(Stated problem):
Set down all of the data exactly as it appears.

Recorded data:
╭──

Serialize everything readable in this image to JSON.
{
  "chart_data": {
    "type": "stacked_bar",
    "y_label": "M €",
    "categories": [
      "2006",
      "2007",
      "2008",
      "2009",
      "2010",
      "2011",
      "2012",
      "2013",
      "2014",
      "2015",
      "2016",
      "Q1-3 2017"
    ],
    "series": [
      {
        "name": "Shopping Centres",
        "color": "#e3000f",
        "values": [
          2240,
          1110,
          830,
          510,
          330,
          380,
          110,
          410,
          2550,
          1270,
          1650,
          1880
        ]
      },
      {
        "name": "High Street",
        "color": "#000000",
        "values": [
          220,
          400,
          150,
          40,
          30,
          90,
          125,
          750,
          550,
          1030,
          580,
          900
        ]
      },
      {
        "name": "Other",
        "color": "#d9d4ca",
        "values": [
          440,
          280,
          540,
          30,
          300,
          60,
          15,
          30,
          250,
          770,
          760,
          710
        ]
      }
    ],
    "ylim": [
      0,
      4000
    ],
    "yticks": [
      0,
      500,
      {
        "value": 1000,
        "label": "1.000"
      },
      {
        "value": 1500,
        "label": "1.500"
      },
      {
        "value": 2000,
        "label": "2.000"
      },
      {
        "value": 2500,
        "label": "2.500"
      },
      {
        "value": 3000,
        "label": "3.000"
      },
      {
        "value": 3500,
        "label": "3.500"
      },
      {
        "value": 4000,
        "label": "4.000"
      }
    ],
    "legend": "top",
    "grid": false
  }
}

╰──

(Solution):
Serialize everything readable in this image to JSON.
{
  "chart_data": {
    "type": "stacked_bar",
    "y_label": "M €",
    "categories": [
      "2006",
      "2007",
      "2008",
      "2009",
      "2010",
      "2011",
      "2012",
      "2013",
      "2014",
      "2015",
      "2016",
      "Q1-3 2017"
    ],
    "series": [
      {
        "name": "Shopping Centres",
        "color": "#e3000f",
        "values": [
          2240,
          1110,
          830,
          510,
          330,
          380,
          110,
          410,
          2550,
          1270,
          1650,
          1880
        ]
      },
      {
        "name": "High Street",
        "color": "#000000",
        "values": [
          220,
          400,
          150,
          40,
          30,
          90,
          125,
          750,
          550,
          1030,
          580,
          900
        ]
      },
      {
        "name": "Other",
        "color": "#d9d4ca",
        "values": [
          440,
          280,
          540,
          30,
          300,
          60,
          15,
          30,
          250,
          770,
          760,
          710
        ]
      }
    ],
    "ylim": [
      0,
      4000
    ],
    "yticks": [
      0,
      500,
      {
        "value": 1000,
        "label": "1.000"
      },
      {
        "value": 1500,
        "label": "1.500"
      },
      {
        "value": 2000,
        "label": "2.000"
      },
      {
        "value": 2500,
        "label": "2.500"
      },
      {
        "value": 3000,
        "label": "3.000"
      },
      {
        "value": 3500,
        "label": "3.500"
      },
      {
        "value": 4000,
        "label": "4.000"
      }
    ],
    "legend": "top",
    "grid": false
  }
}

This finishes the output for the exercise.